Rewrite the lines of the listing as a JSON list of strings, one string per line and omitting blank lines, beginning at the line that contains "word: trai- xyxy=(707,340,740,361)" and stopping after the line that contains "word: la xyxy=(634,265,649,286)".
-- Begin Information given --
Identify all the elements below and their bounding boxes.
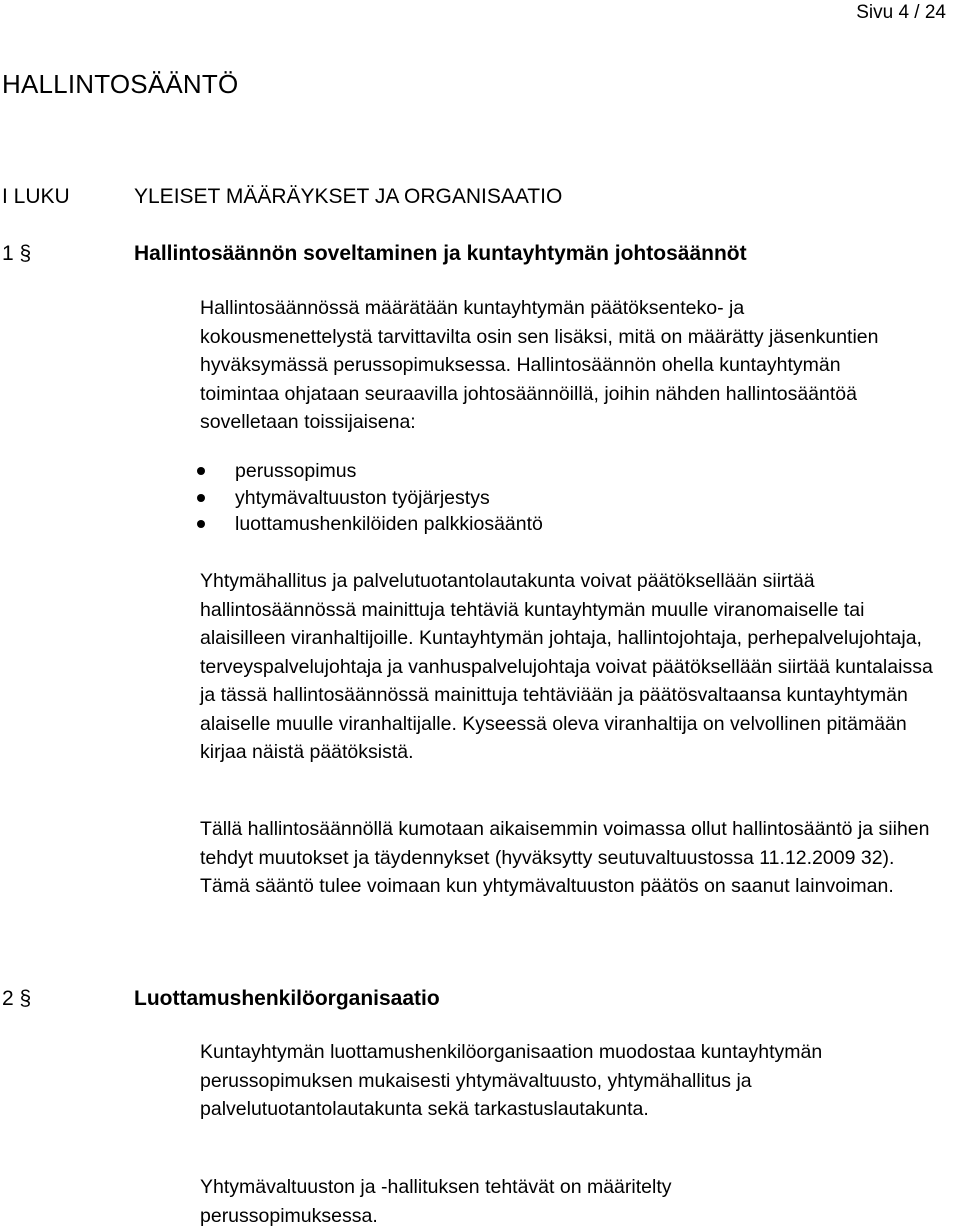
- document-title: HALLINTOSÄÄNTÖ: [2, 69, 239, 99]
- section-1-paragraph-1: Hallintosäännössä määrätään kuntayhtymän päätöksenteko- ja kokousmenettelystä tarvittavilta osin sen lisäksi, mitä on määrätty jäsenkuntien hyväksymässä perussopimuksessa. Hallintosäännön ohella kuntayhtymän toimintaa ohjataan seuraavilla johtosäännöillä, joihin nähden hallintosääntöä sovelletaan toissijaisena:: [200, 297, 879, 433]
- section-1-title: Hallintosäännön soveltaminen ja kuntayhtymän johtosäännöt: [134, 242, 747, 265]
- section-1-paragraph-2: Yhtymähallitus ja palvelutuotantolautakunta voivat päätöksellään siirtää hallintosäännössä mainittuja tehtäviä kuntayhtymän muulle viranomaiselle tai alaisilleen viranhaltijoille. Kuntayhtymän johtaja, hallintojohtaja, perhepalvelujohtaja, terveyspalvelujohtaja ja vanhuspalvelujohtaja voivat päätöksellään siirtää kuntalaissa ja tässä hallintosäännössä mainittuja tehtäviään ja päätösvaltaansa kuntayhtymän alaiselle muulle viranhaltijalle. Kyseessä oleva viranhaltija on velvollinen pitämään kirjaa näistä päätöksistä.: [200, 570, 933, 763]
- bullet-icon: [197, 467, 205, 475]
- list-item-text: perussopimus: [235, 460, 357, 482]
- johtosaanto-list: [190, 458, 543, 538]
- list-item-text: luottamushenkilöiden palkkiosääntö: [235, 513, 543, 535]
- chapter-title: YLEISET MÄÄRÄYKSET JA ORGANISAATIO: [134, 185, 563, 208]
- section-symbol: §: [19, 987, 32, 1010]
- section-2-number: 2 §: [2, 987, 32, 1010]
- list-item: [190, 458, 543, 485]
- section-2-title: Luottamushenkilöorganisaatio: [134, 987, 440, 1010]
- list-item: [190, 485, 543, 512]
- section-1-paragraph-3: Tällä hallintosäännöllä kumotaan aikaisemmin voimassa ollut hallintosääntö ja siihen tehdyt muutokset ja täydennykset (hyväksytty seutuvaltuustossa 11.12.2009 32). Tämä sääntö tulee voimaan kun yhtymävaltuuston päätös on saanut lainvoiman.: [200, 818, 930, 897]
- list-item-text: yhtymävaltuuston työjärjestys: [235, 486, 490, 509]
- chapter-number: I LUKU: [2, 185, 70, 208]
- page-number: Sivu 4 / 24: [856, 2, 946, 23]
- list-item: [190, 511, 543, 538]
- bullet-icon: [197, 494, 205, 502]
- section-symbol: §: [19, 242, 32, 265]
- section-2-paragraph-1: Kuntayhtymän luottamushenkilöorganisaation muodostaa kuntayhtymän perussopimuksen mukaisesti yhtymävaltuusto, yhtymähallitus ja palvelutuotantolautakunta sekä tarkastuslautakunta.: [200, 1041, 823, 1120]
- section-1-number: 1 §: [2, 242, 32, 265]
- bullet-icon: [197, 520, 205, 528]
- section-2-paragraph-2: Yhtymävaltuuston ja -hallituksen tehtävät on määritelty perussopimuksessa.: [200, 1176, 672, 1227]
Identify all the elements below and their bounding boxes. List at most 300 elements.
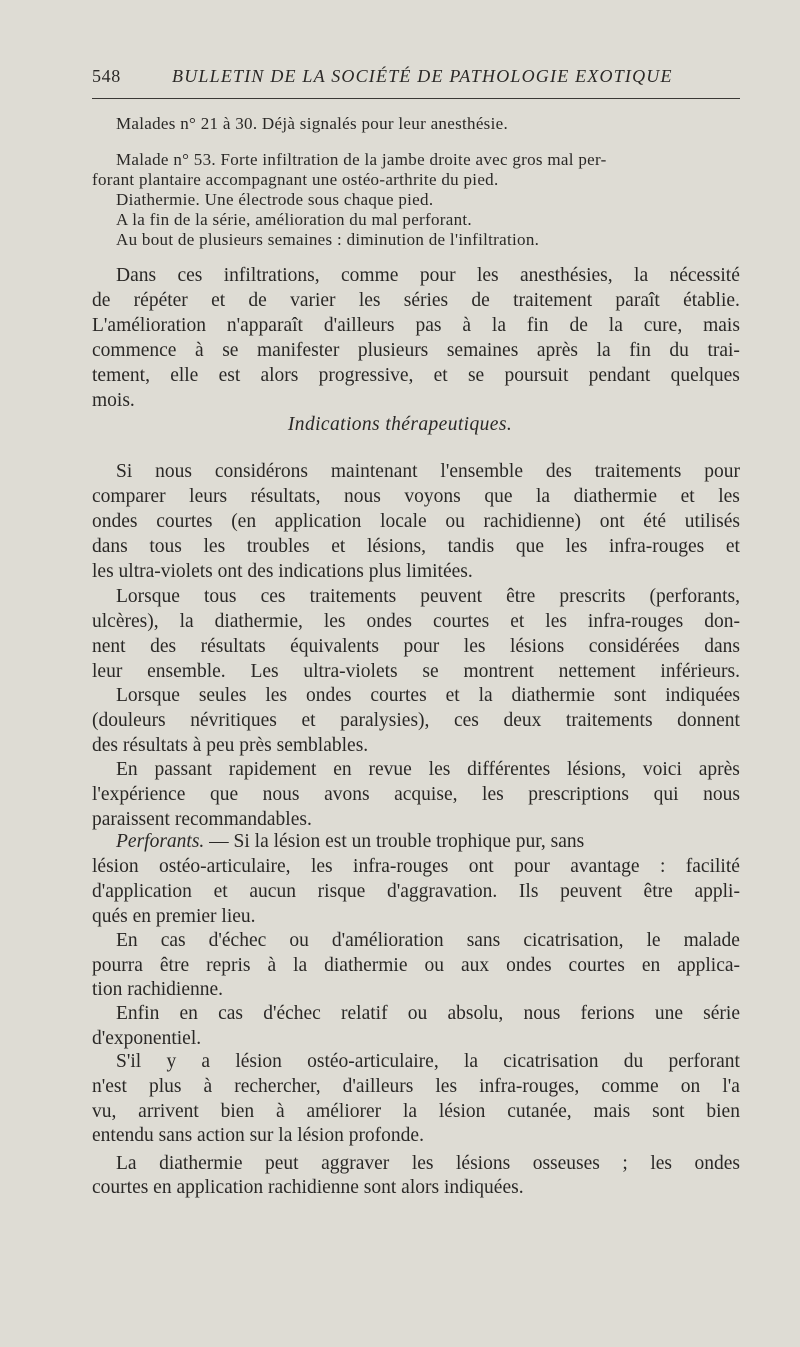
word: trai- xyxy=(707,340,740,361)
word: se xyxy=(467,365,485,386)
text-line: courtes en application rachidienne sont alors indiquées. xyxy=(92,1177,524,1198)
word: perforant xyxy=(668,1051,740,1072)
word: comparer xyxy=(92,486,166,507)
word: névritiques xyxy=(190,710,277,731)
word: repris xyxy=(206,955,251,976)
text-line xyxy=(92,709,740,733)
word: ou xyxy=(407,1003,428,1024)
word: la xyxy=(634,265,649,286)
word: nous xyxy=(344,486,381,507)
word: Dans xyxy=(116,265,157,286)
word: paralysies), xyxy=(340,710,430,731)
word: nous xyxy=(155,461,192,482)
word: pour xyxy=(419,265,456,286)
word: Lorsque xyxy=(116,586,180,607)
word: en xyxy=(333,759,352,780)
word: cutanée, xyxy=(507,1101,572,1122)
word: malade xyxy=(683,930,740,951)
word: seules xyxy=(198,685,247,706)
text-line: paraissent recommandables. xyxy=(92,809,312,830)
journal-title: BULLETIN DE LA SOCIÉTÉ DE PATHOLOGIE EXOTIQUE xyxy=(172,66,673,86)
word: et xyxy=(510,611,525,632)
word: nous xyxy=(523,1003,561,1024)
word: nous xyxy=(703,784,740,805)
word: différentes xyxy=(467,759,551,780)
section-heading: Indications thérapeutiques. xyxy=(287,414,513,435)
word: après xyxy=(536,340,579,361)
word: le xyxy=(646,930,661,951)
text-line: tion rachidienne. xyxy=(92,979,224,1000)
word: Lorsque xyxy=(116,685,180,706)
word: la xyxy=(536,486,551,507)
word: les xyxy=(323,611,346,632)
word: n'apparaît xyxy=(226,315,303,336)
text-line xyxy=(116,758,740,782)
word: dans xyxy=(704,636,740,657)
word: de xyxy=(569,315,588,336)
word: les xyxy=(482,784,504,805)
word: ostéo-articulaire, xyxy=(307,1051,439,1072)
word: nécessité xyxy=(669,265,740,286)
case-line: A la fin de la série, amélioration du mal perforant. xyxy=(116,210,472,229)
word: l'a xyxy=(722,1076,740,1097)
word: tandis xyxy=(447,536,495,557)
word: considérées xyxy=(588,636,680,657)
word: après xyxy=(698,759,740,780)
word: Ils xyxy=(518,881,539,902)
word: aggraver xyxy=(321,1153,390,1174)
word: : xyxy=(659,856,666,877)
word: la xyxy=(478,685,493,706)
word: troubles xyxy=(246,536,310,557)
word: de xyxy=(471,290,490,311)
word: que xyxy=(209,784,239,805)
word: elle xyxy=(170,365,199,386)
word: plusieurs xyxy=(357,340,429,361)
word: osseuses xyxy=(532,1153,600,1174)
word: rechercher, xyxy=(234,1076,321,1097)
word: don- xyxy=(704,611,740,632)
word: résultats, xyxy=(250,486,321,507)
text-line: mois. xyxy=(92,390,135,411)
word: courtes xyxy=(156,511,213,532)
text-line xyxy=(92,1075,740,1099)
text-line xyxy=(116,1152,740,1176)
word: En xyxy=(116,759,138,780)
word: ; xyxy=(622,1153,628,1174)
word: bien xyxy=(706,1101,740,1122)
text-line xyxy=(116,830,740,854)
word: montrent xyxy=(463,661,534,682)
word: lésion xyxy=(92,856,139,877)
word: lésion xyxy=(235,1051,282,1072)
word: équivalents xyxy=(290,636,379,657)
running-header xyxy=(92,66,740,92)
text-line xyxy=(116,1002,740,1026)
text-fragment: — Si la lésion est un trouble trophique pur, sans xyxy=(204,831,585,852)
word: les xyxy=(545,611,567,632)
word: une xyxy=(654,1003,683,1024)
word: d'échec xyxy=(208,930,267,951)
word: diathermie xyxy=(511,685,595,706)
text-line xyxy=(92,289,740,313)
word: d'amélioration xyxy=(331,930,444,951)
word: les xyxy=(650,1153,672,1174)
word: ondes xyxy=(305,685,352,706)
word: y xyxy=(166,1051,177,1072)
word: lésions, xyxy=(366,536,427,557)
word: avantage xyxy=(570,856,640,877)
word: traitements xyxy=(565,710,653,731)
word: n'est xyxy=(92,1076,127,1097)
word: et xyxy=(213,881,228,902)
text-line xyxy=(92,314,740,338)
word: nous xyxy=(262,784,300,805)
word: les xyxy=(428,759,451,780)
word: peuvent xyxy=(420,586,483,607)
page-number: 548 xyxy=(92,66,121,86)
word: d'application xyxy=(92,881,192,902)
word: les xyxy=(463,636,486,657)
word: alors xyxy=(260,365,299,386)
word: se xyxy=(422,661,439,682)
word: applica- xyxy=(677,955,740,976)
text-line xyxy=(116,929,740,953)
word: des xyxy=(150,636,177,657)
word: application xyxy=(274,511,362,532)
word: Si xyxy=(116,461,133,482)
word: à xyxy=(203,1076,213,1097)
word: sont xyxy=(613,685,647,706)
word: à xyxy=(195,340,204,361)
word: leurs xyxy=(189,486,228,507)
word: pas xyxy=(415,315,442,336)
word: traitements xyxy=(309,586,397,607)
word: mais xyxy=(593,1101,631,1122)
word: à xyxy=(462,315,471,336)
word: peut xyxy=(265,1153,299,1174)
text-line: les ultra-violets ont des indications plus limitées. xyxy=(92,561,473,582)
word: ulcères), xyxy=(92,611,159,632)
word: été xyxy=(643,511,667,532)
word: série xyxy=(703,1003,740,1024)
text-line xyxy=(92,535,740,559)
word: ces xyxy=(453,710,479,731)
word: indiquées xyxy=(665,685,740,706)
word: voyons xyxy=(404,486,461,507)
word: traitements xyxy=(594,461,682,482)
word: commence xyxy=(92,340,177,361)
word: diathermie xyxy=(159,1153,243,1174)
word: traitement xyxy=(513,290,593,311)
text-line: qués en premier lieu. xyxy=(92,906,256,927)
word: (douleurs xyxy=(92,710,166,731)
header-rule xyxy=(92,98,740,99)
text-line xyxy=(92,880,740,904)
word: poursuit xyxy=(504,365,569,386)
word: répéter xyxy=(133,290,188,311)
word: vu, xyxy=(92,1101,117,1122)
word: se xyxy=(222,340,239,361)
word: les xyxy=(435,1076,458,1097)
text-line xyxy=(92,1100,740,1124)
word: pour xyxy=(514,856,550,877)
word: acquise, xyxy=(394,784,458,805)
word: ces xyxy=(260,586,286,607)
word: de xyxy=(92,290,111,311)
word: rachidienne) xyxy=(483,511,581,532)
word: à xyxy=(267,955,277,976)
word: du xyxy=(623,1051,644,1072)
text-line xyxy=(116,585,740,609)
word: les xyxy=(265,685,288,706)
word: courtes xyxy=(370,685,427,706)
word: aucun xyxy=(249,881,296,902)
text-line: entendu sans action sur la lésion profonde. xyxy=(92,1125,424,1146)
text-line xyxy=(92,364,740,388)
word: lésion xyxy=(438,1101,486,1122)
word: du xyxy=(669,340,689,361)
word: paraît xyxy=(615,290,660,311)
word: varier xyxy=(290,290,336,311)
word: d'aggravation. xyxy=(387,881,498,902)
word: (en xyxy=(231,511,257,532)
word: prescriptions xyxy=(528,784,630,805)
word: lésions xyxy=(456,1153,511,1174)
word: En xyxy=(116,930,138,951)
case-line: Malades n° 21 à 30. Déjà signalés pour leur anesthésie. xyxy=(116,114,508,133)
word: cicatrisation xyxy=(503,1051,599,1072)
word: comme xyxy=(341,265,399,286)
word: courtes xyxy=(432,611,490,632)
word: voici xyxy=(642,759,682,780)
word: revue xyxy=(368,759,412,780)
word: ultra-violets xyxy=(303,661,398,682)
word: les xyxy=(358,290,381,311)
word: des xyxy=(545,461,572,482)
word: infra-rouges, xyxy=(479,1076,580,1097)
word: et xyxy=(301,710,316,731)
word: et xyxy=(331,536,346,557)
word: la xyxy=(491,315,506,336)
text-line xyxy=(92,855,740,879)
word: appli- xyxy=(694,881,740,902)
word: locale xyxy=(380,511,427,532)
word: tous xyxy=(203,586,237,607)
word: facilité xyxy=(685,856,740,877)
word: être xyxy=(506,586,536,607)
word: les xyxy=(718,486,740,507)
word: bien xyxy=(220,1101,255,1122)
word: améliorer xyxy=(306,1101,382,1122)
word: ondes xyxy=(694,1153,740,1174)
word: que xyxy=(515,536,545,557)
text-line xyxy=(92,783,740,807)
word: ondes xyxy=(366,611,412,632)
word: de xyxy=(248,290,267,311)
word: l'expérience xyxy=(92,784,186,805)
word: passant xyxy=(154,759,212,780)
word: Enfin xyxy=(116,1003,160,1024)
word: S'il xyxy=(116,1051,142,1072)
word: qui xyxy=(653,784,679,805)
word: en xyxy=(179,1003,198,1024)
word: l'ensemble xyxy=(440,461,523,482)
word: donnent xyxy=(677,710,740,731)
word: être xyxy=(643,881,673,902)
word: on xyxy=(680,1076,701,1097)
text-line xyxy=(92,510,740,534)
word: infiltrations, xyxy=(223,265,320,286)
word: résultats xyxy=(200,636,266,657)
word: courtes xyxy=(568,955,625,976)
word: que xyxy=(484,486,513,507)
word: est xyxy=(218,365,241,386)
text-line xyxy=(92,339,740,363)
word: utilisés xyxy=(684,511,740,532)
case-line: Diathermie. Une électrode sous chaque pied. xyxy=(116,190,434,209)
word: arrivent xyxy=(138,1101,199,1122)
word: ou xyxy=(289,930,309,951)
word: les xyxy=(203,536,226,557)
word: les xyxy=(411,1153,434,1174)
word: mais xyxy=(703,315,740,336)
lead-in-perforants: Perforants. xyxy=(116,831,205,852)
word: pendant xyxy=(588,365,651,386)
text-line xyxy=(116,1050,740,1074)
word: ondes xyxy=(92,511,138,532)
text-line xyxy=(116,684,740,708)
word: Les xyxy=(250,661,279,682)
case-line: Au bout de plusieurs semaines : diminution de l'infiltration. xyxy=(116,230,540,249)
word: manifester xyxy=(257,340,340,361)
text-line xyxy=(116,460,740,484)
word: fin xyxy=(629,340,651,361)
word: peuvent xyxy=(560,881,622,902)
word: semaines xyxy=(446,340,519,361)
word: sans xyxy=(466,930,501,951)
word: maintenant xyxy=(330,461,418,482)
word: considérons xyxy=(214,461,309,482)
word: ostéo-articulaire, xyxy=(159,856,291,877)
word: établie. xyxy=(683,290,740,311)
word: d'ailleurs xyxy=(323,315,395,336)
word: et xyxy=(433,365,448,386)
word: diathermie xyxy=(573,486,658,507)
word: cas xyxy=(160,930,186,951)
word: ou xyxy=(445,511,465,532)
word: les xyxy=(565,536,588,557)
word: avons xyxy=(324,784,370,805)
word: la xyxy=(608,315,623,336)
word: les xyxy=(310,856,333,877)
word: prescrits xyxy=(559,586,626,607)
word: cure, xyxy=(643,315,683,336)
case-line: Malade n° 53. Forte infiltration de la jambe droite avec gros mal per- xyxy=(116,150,607,169)
word: pour xyxy=(403,636,440,657)
text-line: des résultats à peu près semblables. xyxy=(92,735,369,756)
word: infra-rouges xyxy=(353,856,449,877)
word: cicatrisation, xyxy=(523,930,624,951)
word: infra-rouges xyxy=(608,536,705,557)
text-line xyxy=(92,954,740,978)
word: la xyxy=(402,1101,418,1122)
word: diathermie, xyxy=(214,611,303,632)
text-line xyxy=(92,635,740,659)
word: à xyxy=(275,1101,285,1122)
word: diathermie xyxy=(324,955,408,976)
word: ensemble. xyxy=(147,661,226,682)
word: d'échec xyxy=(263,1003,321,1024)
word: ont xyxy=(468,856,494,877)
word: ou xyxy=(424,955,444,976)
word: lésions, xyxy=(567,759,627,780)
word: ondes xyxy=(506,955,552,976)
word: lésions xyxy=(509,636,565,657)
word: ces xyxy=(177,265,203,286)
word: deux xyxy=(503,710,542,731)
text-line xyxy=(92,660,740,684)
word: dans xyxy=(92,536,128,557)
word: cas xyxy=(218,1003,244,1024)
word: être xyxy=(159,955,190,976)
word: nettement xyxy=(558,661,636,682)
word: quelques xyxy=(670,365,740,386)
text-line xyxy=(116,264,740,288)
word: pour xyxy=(704,461,740,482)
word: absolu, xyxy=(447,1003,504,1024)
word: (perforants, xyxy=(649,586,740,607)
word: fin xyxy=(526,315,549,336)
word: ferions xyxy=(580,1003,635,1024)
word: la xyxy=(596,340,611,361)
word: anesthésies, xyxy=(520,265,613,286)
word: aux xyxy=(460,955,490,976)
case-line: forant plantaire accompagnant une ostéo-arthrite du pied. xyxy=(92,170,499,189)
word: d'ailleurs xyxy=(342,1076,414,1097)
word: la xyxy=(463,1051,479,1072)
text-line: d'exponentiel. xyxy=(92,1028,202,1049)
word: séries xyxy=(403,290,449,311)
word: risque xyxy=(317,881,366,902)
word: leur xyxy=(92,661,123,682)
word: progressive, xyxy=(318,365,414,386)
word: plus xyxy=(148,1076,182,1097)
word: sont xyxy=(652,1101,685,1122)
word: pourra xyxy=(92,955,143,976)
word: tous xyxy=(149,536,182,557)
word: et xyxy=(725,536,740,557)
text-line xyxy=(92,485,740,509)
word: nent xyxy=(92,636,126,657)
word: La xyxy=(116,1153,137,1174)
word: rapidement xyxy=(228,759,317,780)
word: L'amélioration xyxy=(92,315,206,336)
word: infra-rouges xyxy=(587,611,684,632)
word: tement, xyxy=(92,365,150,386)
word: et xyxy=(211,290,226,311)
text-line xyxy=(92,610,740,634)
word: inférieurs. xyxy=(660,661,740,682)
word: la xyxy=(179,611,194,632)
word: ont xyxy=(599,511,625,532)
word: comme xyxy=(601,1076,659,1097)
word: la xyxy=(293,955,308,976)
word: et xyxy=(445,685,460,706)
word: en xyxy=(641,955,661,976)
word: et xyxy=(680,486,695,507)
word: a xyxy=(201,1051,211,1072)
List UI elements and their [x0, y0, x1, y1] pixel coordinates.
-- End Information given --
## Written response
[
  "word: trai- xyxy=(707,340,740,361)",
  "word: se xyxy=(467,365,485,386)",
  "text-line: courtes en application rachidienne sont alors indiquées. xyxy=(92,1177,524,1198)",
  "word: perforant xyxy=(668,1051,740,1072)",
  "word: comparer xyxy=(92,486,166,507)",
  "word: névritiques xyxy=(190,710,277,731)",
  "word: repris xyxy=(206,955,251,976)",
  "text-line xyxy=(92,709,740,733)",
  "word: ou xyxy=(407,1003,428,1024)",
  "word: la xyxy=(634,265,649,286)"
]